-- Given task --
List all lines of the data containing the word "科创债发行主体更多分布在传统行业".

Items from a figure collection
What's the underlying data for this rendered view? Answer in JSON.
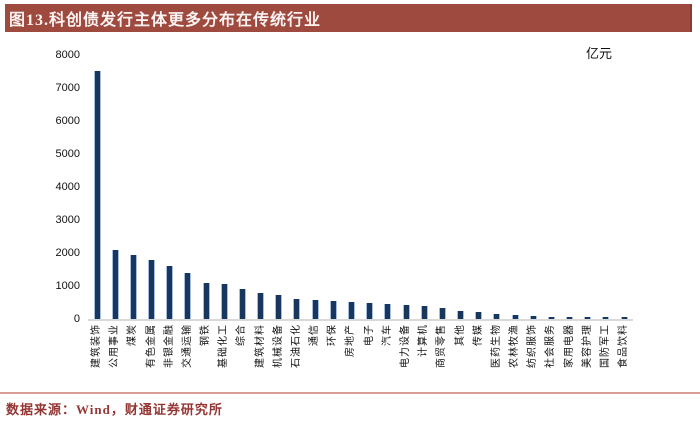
{
  "header": {
    "title": "图13.科创债发行主体更多分布在传统行业"
  },
  "footer": {
    "source_text": "数据来源：Wind，财通证券研究所"
  },
  "chart_data": {
    "type": "bar",
    "title": "图13.科创债发行主体更多分布在传统行业",
    "unit_label": "亿元",
    "xlabel": "",
    "ylabel": "亿元",
    "ylim": [
      0,
      8000
    ],
    "yticks": [
      0,
      1000,
      2000,
      3000,
      4000,
      5000,
      6000,
      7000,
      8000
    ],
    "grid": false,
    "legend": "none",
    "categories": [
      "建筑装饰",
      "公用事业",
      "煤炭",
      "有色金属",
      "非银金融",
      "交通运输",
      "钢铁",
      "基础化工",
      "综合",
      "建筑材料",
      "机械设备",
      "石油石化",
      "通信",
      "环保",
      "房地产",
      "电子",
      "汽车",
      "电力设备",
      "计算机",
      "商贸零售",
      "其他",
      "传媒",
      "医药生物",
      "农林牧渔",
      "纺织服饰",
      "社会服务",
      "家用电器",
      "美容护理",
      "国防军工",
      "食品饮料"
    ],
    "values": [
      7500,
      2100,
      1950,
      1800,
      1600,
      1400,
      1100,
      1050,
      900,
      800,
      730,
      600,
      570,
      550,
      520,
      480,
      450,
      420,
      400,
      320,
      250,
      220,
      160,
      120,
      90,
      75,
      65,
      60,
      55,
      50
    ]
  },
  "colors": {
    "title_bar_bg": "#9E4A3F",
    "title_text": "#FDF3F2",
    "bar_fill": "#17375E",
    "bar_edge": "#A6BDDE",
    "axis_line": "#D9D9D9",
    "footer_divider": "#D79C96",
    "footer_text": "#943734"
  }
}
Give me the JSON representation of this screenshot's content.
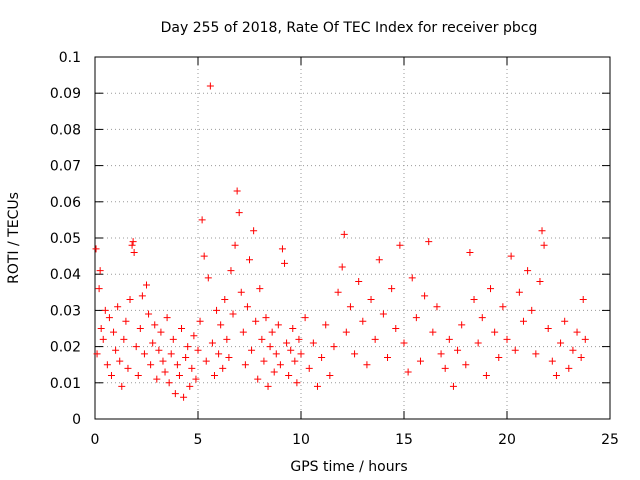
{
  "chart_data": {
    "type": "scatter",
    "title": "Day 255 of 2018, Rate Of TEC Index for receiver pbcg",
    "xlabel": "GPS time / hours",
    "ylabel": "ROTI / TECUs",
    "xlim": [
      0,
      25
    ],
    "ylim": [
      0,
      0.1
    ],
    "x_ticks": [
      "0",
      "5",
      "10",
      "15",
      "20",
      "25"
    ],
    "y_ticks": [
      "0",
      "0.01",
      "0.02",
      "0.03",
      "0.04",
      "0.05",
      "0.06",
      "0.07",
      "0.08",
      "0.09",
      "0.1"
    ],
    "grid": true,
    "marker": "+",
    "series": [
      {
        "name": "ROTI",
        "color": "#ff0000",
        "points": [
          [
            0.05,
            0.047
          ],
          [
            0.1,
            0.018
          ],
          [
            0.2,
            0.036
          ],
          [
            0.25,
            0.041
          ],
          [
            0.3,
            0.025
          ],
          [
            0.4,
            0.022
          ],
          [
            0.5,
            0.03
          ],
          [
            0.6,
            0.015
          ],
          [
            0.7,
            0.028
          ],
          [
            0.8,
            0.012
          ],
          [
            0.9,
            0.024
          ],
          [
            1.0,
            0.019
          ],
          [
            1.1,
            0.031
          ],
          [
            1.2,
            0.016
          ],
          [
            1.3,
            0.009
          ],
          [
            1.4,
            0.022
          ],
          [
            1.5,
            0.027
          ],
          [
            1.6,
            0.014
          ],
          [
            1.7,
            0.033
          ],
          [
            1.8,
            0.048
          ],
          [
            1.85,
            0.049
          ],
          [
            1.9,
            0.046
          ],
          [
            2.0,
            0.02
          ],
          [
            2.1,
            0.012
          ],
          [
            2.2,
            0.025
          ],
          [
            2.3,
            0.034
          ],
          [
            2.4,
            0.018
          ],
          [
            2.5,
            0.037
          ],
          [
            2.6,
            0.029
          ],
          [
            2.7,
            0.015
          ],
          [
            2.8,
            0.021
          ],
          [
            2.9,
            0.026
          ],
          [
            3.0,
            0.011
          ],
          [
            3.1,
            0.019
          ],
          [
            3.2,
            0.024
          ],
          [
            3.3,
            0.016
          ],
          [
            3.4,
            0.013
          ],
          [
            3.5,
            0.028
          ],
          [
            3.6,
            0.01
          ],
          [
            3.7,
            0.018
          ],
          [
            3.8,
            0.022
          ],
          [
            3.9,
            0.007
          ],
          [
            4.0,
            0.015
          ],
          [
            4.1,
            0.012
          ],
          [
            4.2,
            0.025
          ],
          [
            4.3,
            0.006
          ],
          [
            4.4,
            0.017
          ],
          [
            4.5,
            0.02
          ],
          [
            4.6,
            0.009
          ],
          [
            4.7,
            0.014
          ],
          [
            4.8,
            0.023
          ],
          [
            4.9,
            0.011
          ],
          [
            5.0,
            0.019
          ],
          [
            5.1,
            0.027
          ],
          [
            5.2,
            0.055
          ],
          [
            5.3,
            0.045
          ],
          [
            5.4,
            0.016
          ],
          [
            5.5,
            0.039
          ],
          [
            5.6,
            0.092
          ],
          [
            5.7,
            0.021
          ],
          [
            5.8,
            0.012
          ],
          [
            5.9,
            0.03
          ],
          [
            6.0,
            0.018
          ],
          [
            6.1,
            0.026
          ],
          [
            6.2,
            0.014
          ],
          [
            6.3,
            0.033
          ],
          [
            6.4,
            0.022
          ],
          [
            6.5,
            0.017
          ],
          [
            6.6,
            0.041
          ],
          [
            6.7,
            0.029
          ],
          [
            6.8,
            0.048
          ],
          [
            6.9,
            0.063
          ],
          [
            7.0,
            0.057
          ],
          [
            7.1,
            0.035
          ],
          [
            7.2,
            0.024
          ],
          [
            7.3,
            0.015
          ],
          [
            7.4,
            0.031
          ],
          [
            7.5,
            0.044
          ],
          [
            7.6,
            0.019
          ],
          [
            7.7,
            0.052
          ],
          [
            7.8,
            0.027
          ],
          [
            7.9,
            0.011
          ],
          [
            8.0,
            0.036
          ],
          [
            8.1,
            0.022
          ],
          [
            8.2,
            0.016
          ],
          [
            8.3,
            0.028
          ],
          [
            8.4,
            0.009
          ],
          [
            8.5,
            0.02
          ],
          [
            8.6,
            0.024
          ],
          [
            8.7,
            0.013
          ],
          [
            8.8,
            0.018
          ],
          [
            8.9,
            0.026
          ],
          [
            9.0,
            0.015
          ],
          [
            9.1,
            0.047
          ],
          [
            9.2,
            0.043
          ],
          [
            9.3,
            0.021
          ],
          [
            9.4,
            0.012
          ],
          [
            9.5,
            0.019
          ],
          [
            9.6,
            0.025
          ],
          [
            9.7,
            0.016
          ],
          [
            9.8,
            0.01
          ],
          [
            9.9,
            0.022
          ],
          [
            10.0,
            0.018
          ],
          [
            10.2,
            0.028
          ],
          [
            10.4,
            0.014
          ],
          [
            10.6,
            0.021
          ],
          [
            10.8,
            0.009
          ],
          [
            11.0,
            0.017
          ],
          [
            11.2,
            0.026
          ],
          [
            11.4,
            0.012
          ],
          [
            11.6,
            0.02
          ],
          [
            11.8,
            0.035
          ],
          [
            12.0,
            0.042
          ],
          [
            12.1,
            0.051
          ],
          [
            12.2,
            0.024
          ],
          [
            12.4,
            0.031
          ],
          [
            12.6,
            0.018
          ],
          [
            12.8,
            0.038
          ],
          [
            13.0,
            0.027
          ],
          [
            13.2,
            0.015
          ],
          [
            13.4,
            0.033
          ],
          [
            13.6,
            0.022
          ],
          [
            13.8,
            0.044
          ],
          [
            14.0,
            0.029
          ],
          [
            14.2,
            0.017
          ],
          [
            14.4,
            0.036
          ],
          [
            14.6,
            0.025
          ],
          [
            14.8,
            0.048
          ],
          [
            15.0,
            0.021
          ],
          [
            15.2,
            0.013
          ],
          [
            15.4,
            0.039
          ],
          [
            15.6,
            0.028
          ],
          [
            15.8,
            0.016
          ],
          [
            16.0,
            0.034
          ],
          [
            16.2,
            0.049
          ],
          [
            16.4,
            0.024
          ],
          [
            16.6,
            0.031
          ],
          [
            16.8,
            0.018
          ],
          [
            17.0,
            0.014
          ],
          [
            17.2,
            0.022
          ],
          [
            17.4,
            0.009
          ],
          [
            17.6,
            0.019
          ],
          [
            17.8,
            0.026
          ],
          [
            18.0,
            0.015
          ],
          [
            18.2,
            0.046
          ],
          [
            18.4,
            0.033
          ],
          [
            18.6,
            0.021
          ],
          [
            18.8,
            0.028
          ],
          [
            19.0,
            0.012
          ],
          [
            19.2,
            0.036
          ],
          [
            19.4,
            0.024
          ],
          [
            19.6,
            0.017
          ],
          [
            19.8,
            0.031
          ],
          [
            20.0,
            0.022
          ],
          [
            20.2,
            0.045
          ],
          [
            20.4,
            0.019
          ],
          [
            20.6,
            0.035
          ],
          [
            20.8,
            0.027
          ],
          [
            21.0,
            0.041
          ],
          [
            21.2,
            0.03
          ],
          [
            21.4,
            0.018
          ],
          [
            21.6,
            0.038
          ],
          [
            21.7,
            0.052
          ],
          [
            21.8,
            0.048
          ],
          [
            22.0,
            0.025
          ],
          [
            22.2,
            0.016
          ],
          [
            22.4,
            0.012
          ],
          [
            22.6,
            0.021
          ],
          [
            22.8,
            0.027
          ],
          [
            23.0,
            0.014
          ],
          [
            23.2,
            0.019
          ],
          [
            23.4,
            0.024
          ],
          [
            23.6,
            0.017
          ],
          [
            23.7,
            0.033
          ],
          [
            23.8,
            0.022
          ]
        ]
      }
    ]
  }
}
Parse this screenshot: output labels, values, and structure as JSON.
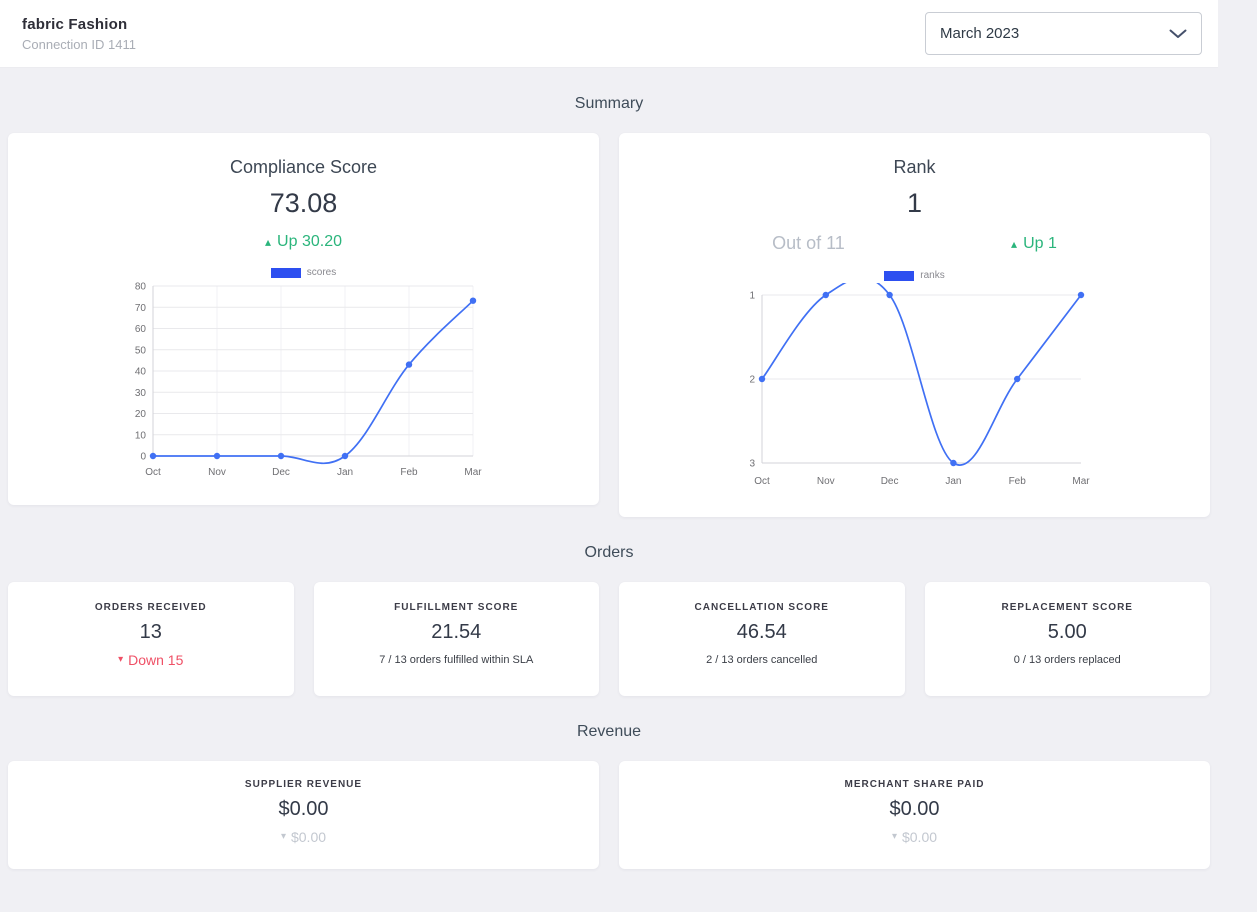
{
  "header": {
    "title": "fabric Fashion",
    "subtitle": "Connection ID 1411",
    "month_dropdown": {
      "selected": "March 2023"
    }
  },
  "icons": {
    "up_triangle": "▴",
    "down_triangle": "▾",
    "chevron_down": "chevron-down"
  },
  "colors": {
    "chart_line_blue": "#4070f4",
    "legend_blue": "#2d4ff0",
    "positive_green": "#2bb57c",
    "negative_red": "#ef5066",
    "muted_gray": "#c3c8d0"
  },
  "sections": {
    "summary_title": "Summary",
    "orders_title": "Orders",
    "revenue_title": "Revenue"
  },
  "summary": {
    "compliance": {
      "title": "Compliance Score",
      "value": "73.08",
      "delta_label": "Up 30.20",
      "delta_direction": "up"
    },
    "rank": {
      "title": "Rank",
      "value": "1",
      "out_of_label": "Out of 11",
      "delta_label": "Up 1",
      "delta_direction": "up"
    }
  },
  "orders": {
    "cards": [
      {
        "label": "ORDERS RECEIVED",
        "value": "13",
        "delta_label": "Down 15",
        "delta_direction": "down"
      },
      {
        "label": "FULFILLMENT SCORE",
        "value": "21.54",
        "sub": "7 / 13 orders fulfilled within SLA"
      },
      {
        "label": "CANCELLATION SCORE",
        "value": "46.54",
        "sub": "2 / 13 orders cancelled"
      },
      {
        "label": "REPLACEMENT SCORE",
        "value": "5.00",
        "sub": "0 / 13 orders replaced"
      }
    ]
  },
  "revenue": {
    "cards": [
      {
        "label": "SUPPLIER REVENUE",
        "value": "$0.00",
        "delta_label": "$0.00",
        "delta_direction": "down"
      },
      {
        "label": "MERCHANT SHARE PAID",
        "value": "$0.00",
        "delta_label": "$0.00",
        "delta_direction": "down"
      }
    ]
  },
  "chart_data": [
    {
      "type": "line",
      "name": "scores",
      "legend": "scores",
      "categories": [
        "Oct",
        "Nov",
        "Dec",
        "Jan",
        "Feb",
        "Mar"
      ],
      "values": [
        0,
        0,
        0,
        0,
        43,
        73.08
      ],
      "y_axis": {
        "top_value": 80,
        "bottom_value": 0,
        "ticks": [
          0,
          10,
          20,
          30,
          40,
          50,
          60,
          70,
          80
        ]
      },
      "grid": true,
      "legend_position": "top"
    },
    {
      "type": "line",
      "name": "ranks",
      "legend": "ranks",
      "categories": [
        "Oct",
        "Nov",
        "Dec",
        "Jan",
        "Feb",
        "Mar"
      ],
      "values": [
        2,
        1,
        1,
        3,
        2,
        1
      ],
      "y_axis": {
        "top_value": 1,
        "bottom_value": 3,
        "ticks": [
          1,
          2,
          3
        ],
        "inverted": true
      },
      "grid": true,
      "legend_position": "top"
    }
  ]
}
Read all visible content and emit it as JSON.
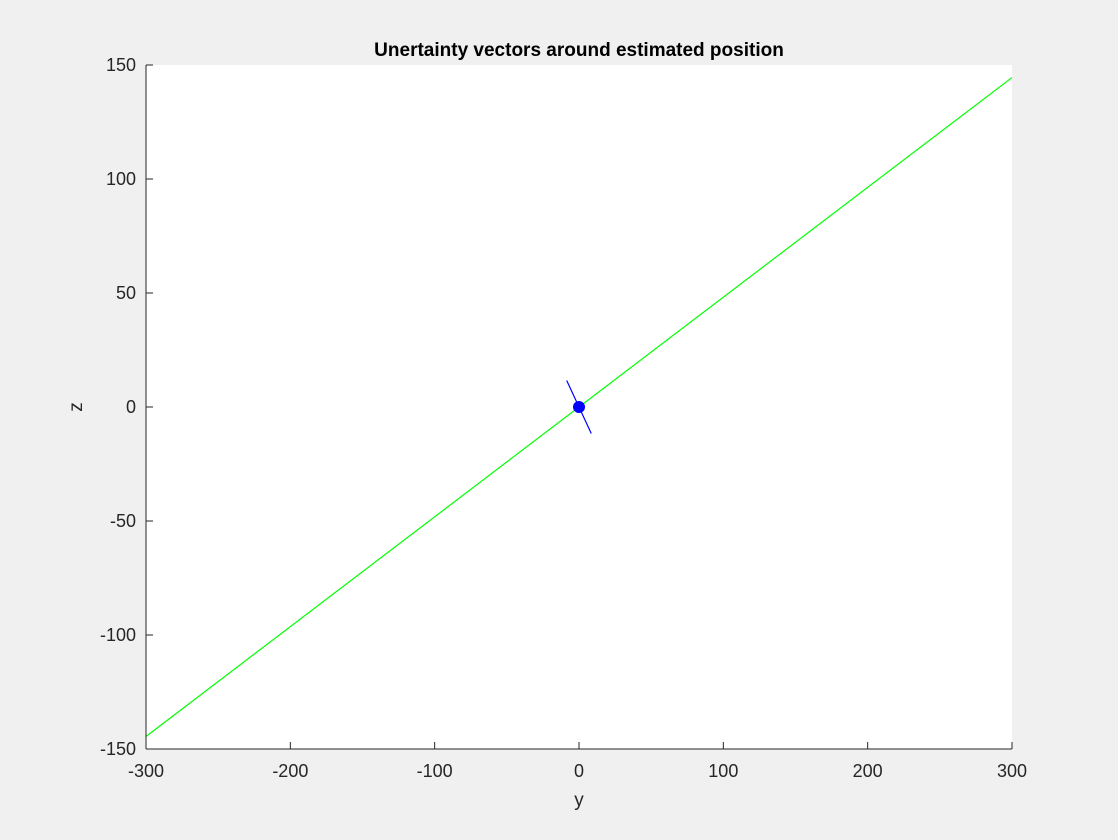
{
  "chart_data": {
    "type": "line",
    "title": "Unertainty vectors around estimated position",
    "xlabel": "y",
    "ylabel": "z",
    "xlim": [
      -300,
      300
    ],
    "ylim": [
      -150,
      150
    ],
    "xticks": [
      -300,
      -200,
      -100,
      0,
      100,
      200,
      300
    ],
    "yticks": [
      -150,
      -100,
      -50,
      0,
      50,
      100,
      150
    ],
    "xtick_labels": [
      "-300",
      "-200",
      "-100",
      "0",
      "100",
      "200",
      "300"
    ],
    "ytick_labels": [
      "-150",
      "-100",
      "-50",
      "0",
      "50",
      "100",
      "150"
    ],
    "grid": false,
    "series": [
      {
        "color": "#00ff00",
        "style": "line",
        "x": [
          -300,
          300
        ],
        "y": [
          -144.5,
          144.5
        ]
      },
      {
        "color": "#0000ff",
        "style": "line",
        "x": [
          -8.5,
          8.5
        ],
        "y": [
          11.6,
          -11.6
        ]
      },
      {
        "color": "#0000ff",
        "style": "marker",
        "x": [
          0
        ],
        "y": [
          0
        ]
      }
    ]
  }
}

-- Exercise output --
    "title": "图13.科创债发行主体更多分布在传统行业"
    "title": "图13.科创债发行主体更多分布在传统行业",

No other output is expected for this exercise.